PROVIDED MATERIAL
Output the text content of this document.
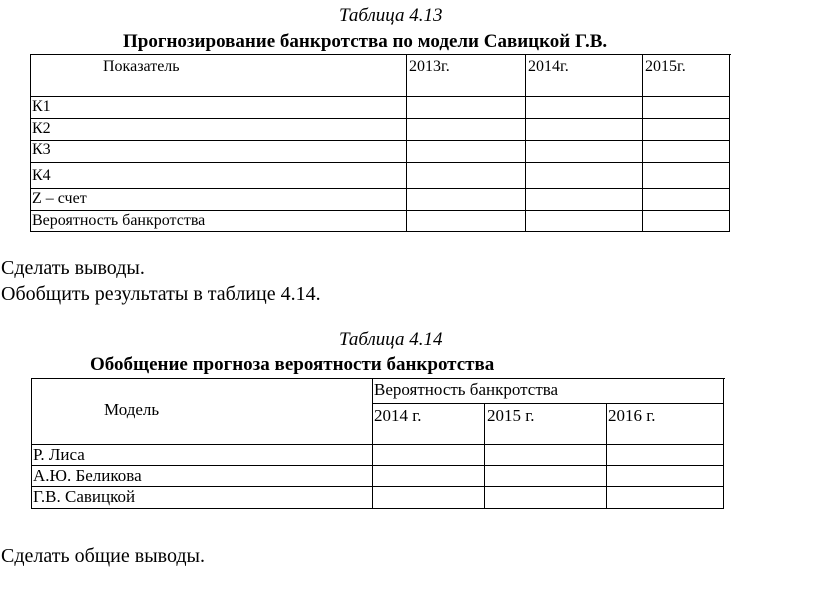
Таблица 4.13
Прогнозирование банкротства по модели Савицкой Г.В.
Показатель	2013г.	2014г.	2015г.
К1
К2
К3
К4
Z – счет
Вероятность банкротства
Сделать выводы.
Обобщить результаты в таблице 4.14.
Таблица 4.14
Обобщение прогноза вероятности банкротства
Модель
Вероятность банкротства
2014 г.	2015 г.	2016 г.
Р. Лиса
А.Ю. Беликова
Г.В. Савицкой
Сделать общие выводы.
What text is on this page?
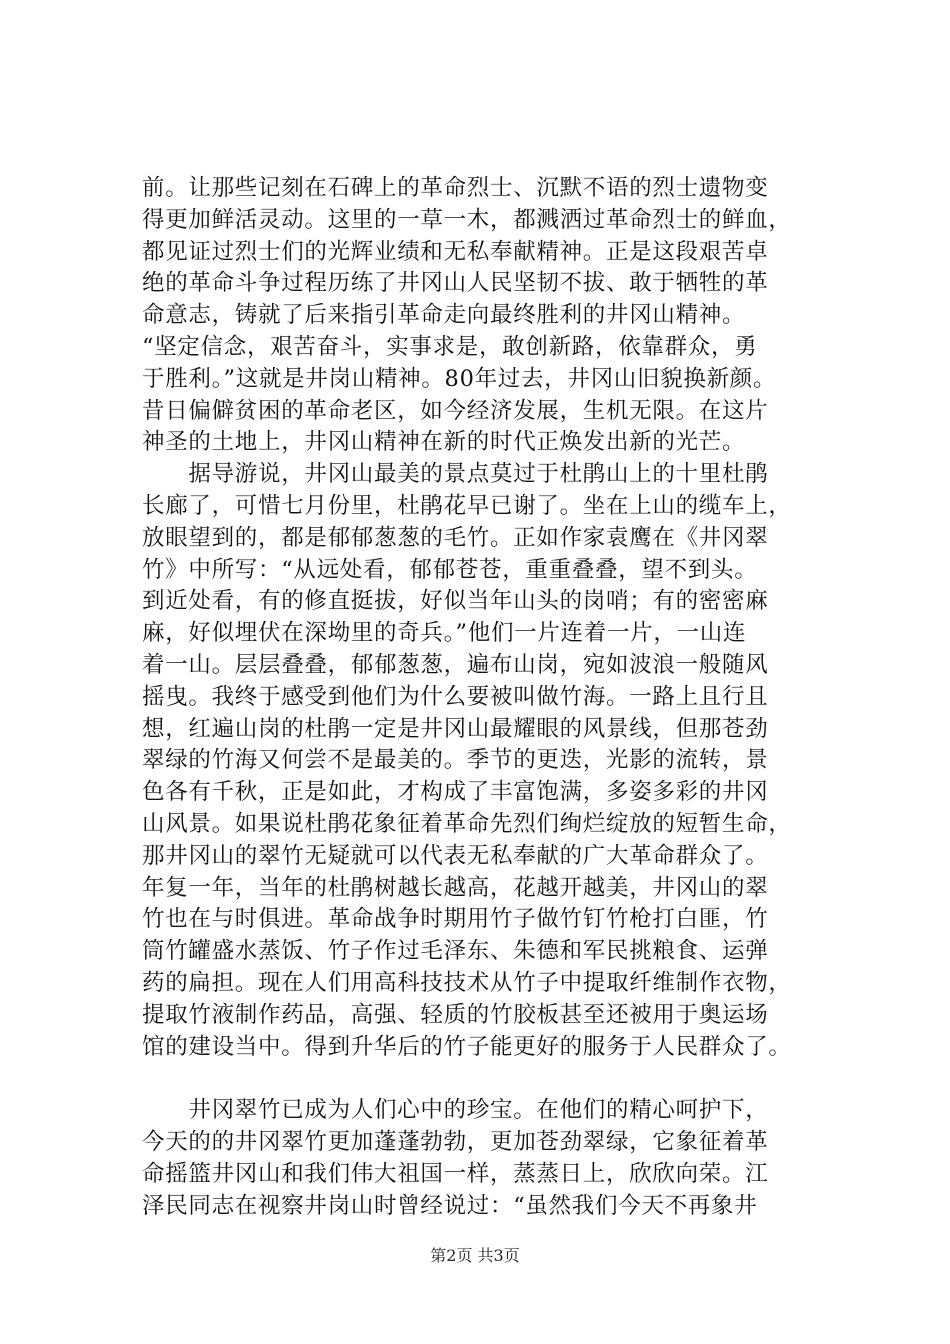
前。让那些记刻在石碑上的革命烈士、沉默不语的烈士遗物变
得更加鲜活灵动。这里的一草一木，都溅洒过革命烈士的鲜血，
都见证过烈士们的光辉业绩和无私奉献精神。正是这段艰苦卓
绝的革命斗争过程历练了井冈山人民坚韧不拔、敢于牺牲的革
命意志，铸就了后来指引革命走向最终胜利的井冈山精神。
“坚定信念，艰苦奋斗，实事求是，敢创新路，依靠群众，勇
于胜利。”这就是井岗山精神。80年过去，井冈山旧貌换新颜。
昔日偏僻贫困的革命老区，如今经济发展，生机无限。在这片
神圣的土地上，井冈山精神在新的时代正焕发出新的光芒。
　　据导游说，井冈山最美的景点莫过于杜鹃山上的十里杜鹃
长廊了，可惜七月份里，杜鹃花早已谢了。坐在上山的缆车上，
放眼望到的，都是郁郁葱葱的毛竹。正如作家袁鹰在《井冈翠
竹》中所写：“从远处看，郁郁苍苍，重重叠叠，望不到头。
到近处看，有的修直挺拔，好似当年山头的岗哨；有的密密麻
麻，好似埋伏在深坳里的奇兵。”他们一片连着一片，一山连
着一山。层层叠叠，郁郁葱葱，遍布山岗，宛如波浪一般随风
摇曳。我终于感受到他们为什么要被叫做竹海。一路上且行且
想，红遍山岗的杜鹃一定是井冈山最耀眼的风景线，但那苍劲
翠绿的竹海又何尝不是最美的。季节的更迭，光影的流转，景
色各有千秋，正是如此，才构成了丰富饱满，多姿多彩的井冈
山风景。如果说杜鹃花象征着革命先烈们绚烂绽放的短暂生命，
那井冈山的翠竹无疑就可以代表无私奉献的广大革命群众了。
年复一年，当年的杜鹃树越长越高，花越开越美，井冈山的翠
竹也在与时俱进。革命战争时期用竹子做竹钉竹枪打白匪，竹
筒竹罐盛水蒸饭、竹子作过毛泽东、朱德和军民挑粮食、运弹
药的扁担。现在人们用高科技技术从竹子中提取纤维制作衣物，
提取竹液制作药品，高强、轻质的竹胶板甚至还被用于奥运场
馆的建设当中。得到升华后的竹子能更好的服务于人民群众了。
　　井冈翠竹已成为人们心中的珍宝。在他们的精心呵护下，
今天的的井冈翠竹更加蓬蓬勃勃，更加苍劲翠绿，它象征着革
命摇篮井冈山和我们伟大祖国一样，蒸蒸日上，欣欣向荣。江
泽民同志在视察井岗山时曾经说过：“虽然我们今天不再象井
第2页 共3页
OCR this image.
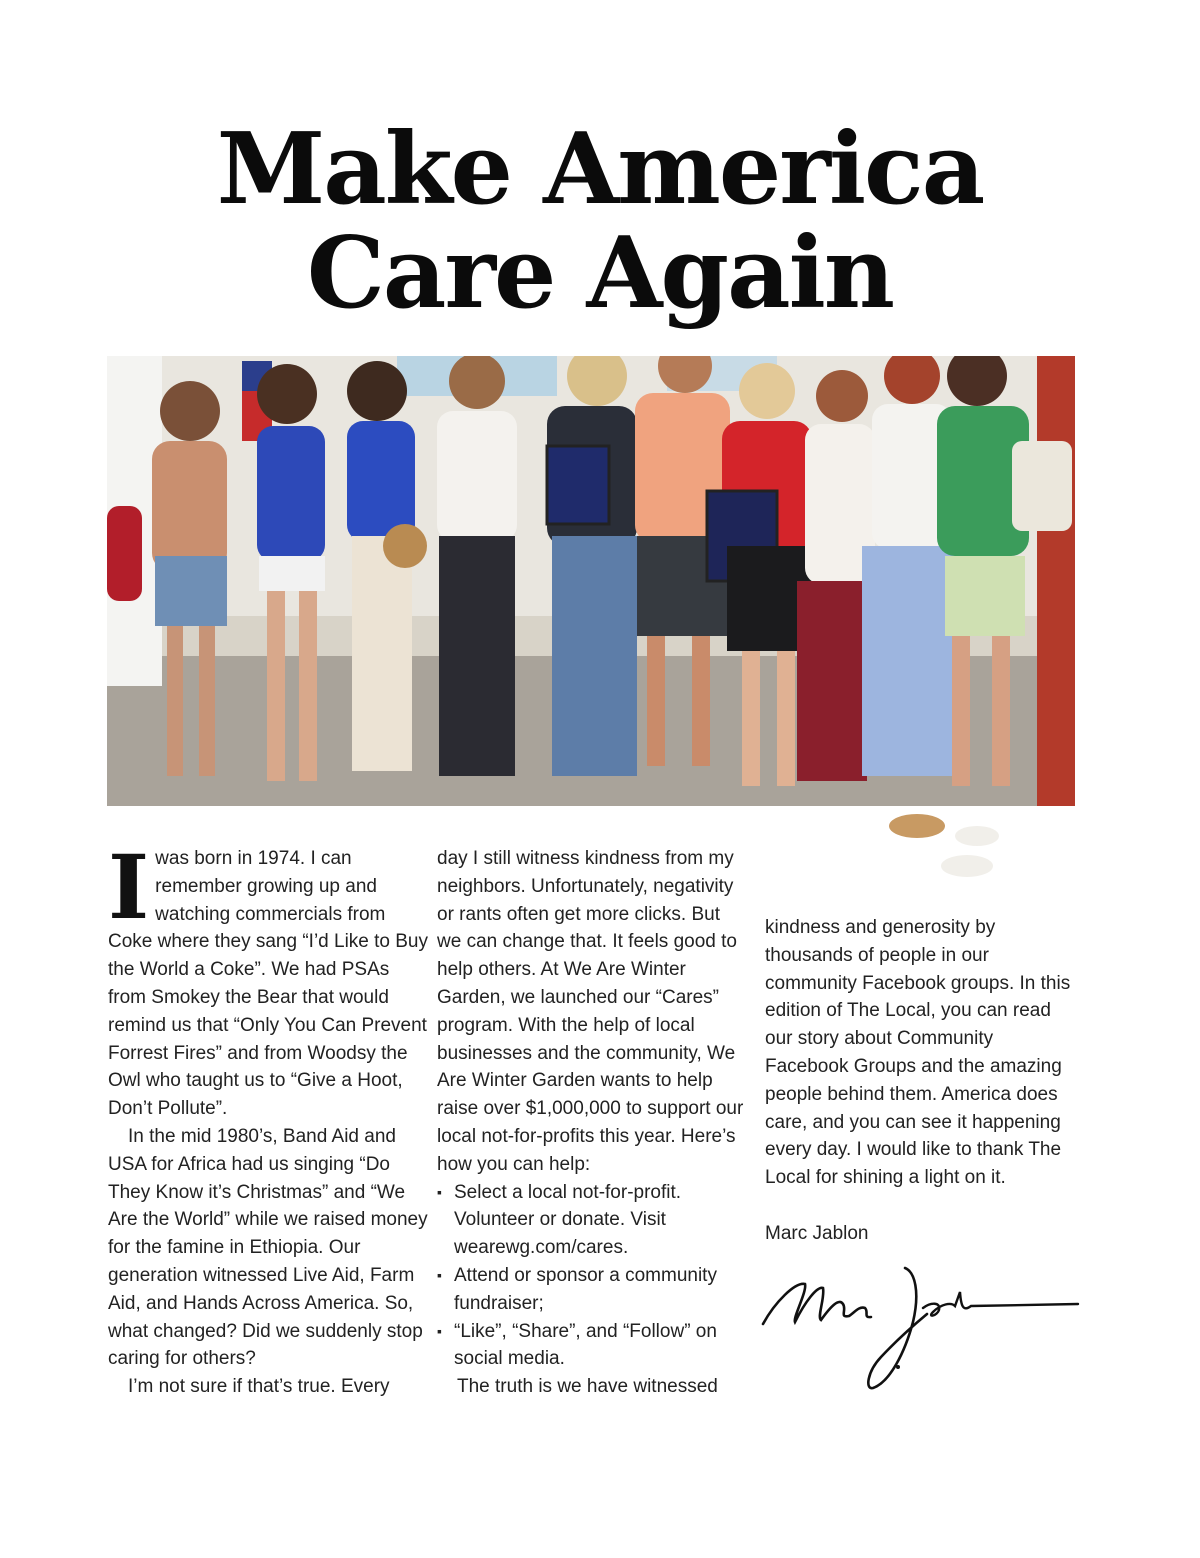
Make America
Care Again

Iwas born in 1974. I can remember growing up and watching commercials from Coke where they sang “I’d Like to Buy the World a Coke”. We had PSAs from Smokey the Bear that would remind us that “Only You Can Prevent Forrest Fires” and from Woodsy the Owl who taught us to “Give a Hoot, Don’t Pollute”.

In the mid 1980’s, Band Aid and USA for Africa had us singing “Do They Know it’s Christmas” and “We Are the World” while we raised money for the famine in Ethiopia. Our generation witnessed Live Aid, Farm Aid, and Hands Across America. So, what changed? Did we suddenly stop caring for others?

I’m not sure if that’s true. Every

day I still witness kindness from my neighbors. Unfortunately, negativity or rants often get more clicks. But we can change that. It feels good to help others. At We Are Winter Garden, we launched our “Cares” program. With the help of local businesses and the community, We Are Winter Garden wants to help raise over $1,000,000 to support our local not-for-profits this year. Here’s how you can help:

▪ Select a local not-for-profit. Volunteer or donate. Visit wearewg.com/cares.
▪ Attend or sponsor a community fundraiser;
▪ “Like”, “Share”, and “Follow” on social media.

The truth is we have witnessed

kindness and generosity by thousands of people in our community Facebook groups. In this edition of The Local, you can read our story about Community Facebook Groups and the amazing people behind them. America does care, and you can see it happening every day. I would like to thank The Local for shining a light on it.

Marc Jablon
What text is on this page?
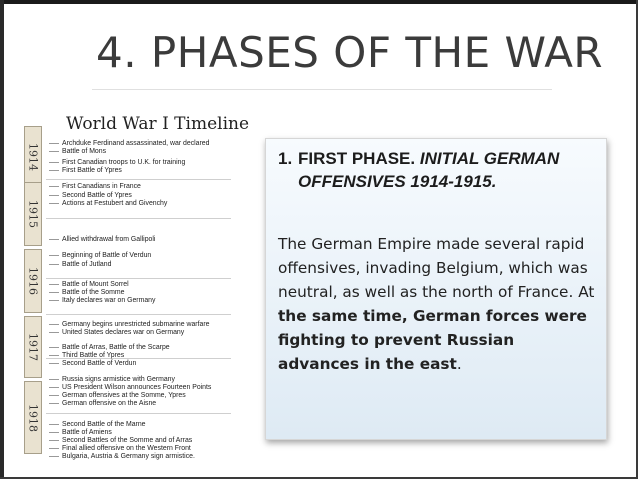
4. PHASES OF THE WAR
World War I Timeline
1914
1915
1916
1917
1918
Archduke Ferdinand assassinated, war declared
Battle of Mons
First Canadian troops to U.K. for training
First Battle of Ypres
First Canadians in France
Second Battle of Ypres
Actions at Festubert and Givenchy
Allied withdrawal from Gallipoli
Beginning of Battle of Verdun
Battle of Jutland
Battle of Mount Sorrel
Battle of the Somme
Italy declares war on Germany
Germany begins unrestricted submarine warfare
United States declares war on Germany
Battle of Arras, Battle of the Scarpe
Third Battle of Ypres
Second Battle of Verdun
Russia signs armistice with Germany
US President Wilson announces Fourteen Points
German offensives at the Somme, Ypres
German offensive on the Aisne
Second Battle of the Marne
Battle of Amiens
Second Battles of the Somme and of Arras
Final allied offensive on the Western Front
Bulgaria, Austria & Germany sign armistice.
1. FIRST PHASE. INITIAL GERMAN OFFENSIVES 1914-1915.
The German Empire made several rapid offensives, invading Belgium, which was neutral, as well as the north of France. At the same time, German forces were fighting to prevent Russian advances in the east.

THE PROBLEM
Your task is to pick out every line with the string "Arras" and copy it.

SOLUTION TO THIS PROBLEM
Battle of Arras, Battle of the Scarpe
Second Battles of the Somme and of Arras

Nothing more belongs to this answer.